## start Materials provided
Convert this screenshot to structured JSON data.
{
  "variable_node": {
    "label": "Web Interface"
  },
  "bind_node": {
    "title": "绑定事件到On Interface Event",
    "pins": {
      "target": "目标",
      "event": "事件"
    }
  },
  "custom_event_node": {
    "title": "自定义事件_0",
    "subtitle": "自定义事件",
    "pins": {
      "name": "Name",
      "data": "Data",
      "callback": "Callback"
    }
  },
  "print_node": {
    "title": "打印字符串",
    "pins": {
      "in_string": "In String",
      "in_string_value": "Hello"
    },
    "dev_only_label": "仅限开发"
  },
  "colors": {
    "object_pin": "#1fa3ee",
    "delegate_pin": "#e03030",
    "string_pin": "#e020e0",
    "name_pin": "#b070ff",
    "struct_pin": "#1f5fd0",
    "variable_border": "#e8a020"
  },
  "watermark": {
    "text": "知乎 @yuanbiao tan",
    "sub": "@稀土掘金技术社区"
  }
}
## end Materials provided
Instructions for the task » Write out all the entries exactly.

Task answer »
Convert this screenshot to structured JSON data.
{
  "variable_node": {
    "label": "Web Interface"
  },
  "bind_node": {
    "title": "绑定事件到On Interface Event",
    "pins": {
      "target": "目标",
      "event": "事件"
    }
  },
  "custom_event_node": {
    "title": "自定义事件_0",
    "subtitle": "自定义事件",
    "pins": {
      "name": "Name",
      "data": "Data",
      "callback": "Callback"
    }
  },
  "print_node": {
    "title": "打印字符串",
    "pins": {
      "in_string": "In String",
      "in_string_value": "Hello"
    },
    "dev_only_label": "仅限开发"
  },
  "colors": {
    "object_pin": "#1fa3ee",
    "delegate_pin": "#e03030",
    "string_pin": "#e020e0",
    "name_pin": "#b070ff",
    "struct_pin": "#1f5fd0",
    "variable_border": "#e8a020"
  },
  "watermark": {
    "text": "知乎 @yuanbiao tan",
    "sub": "@稀土掘金技术社区"
  }
}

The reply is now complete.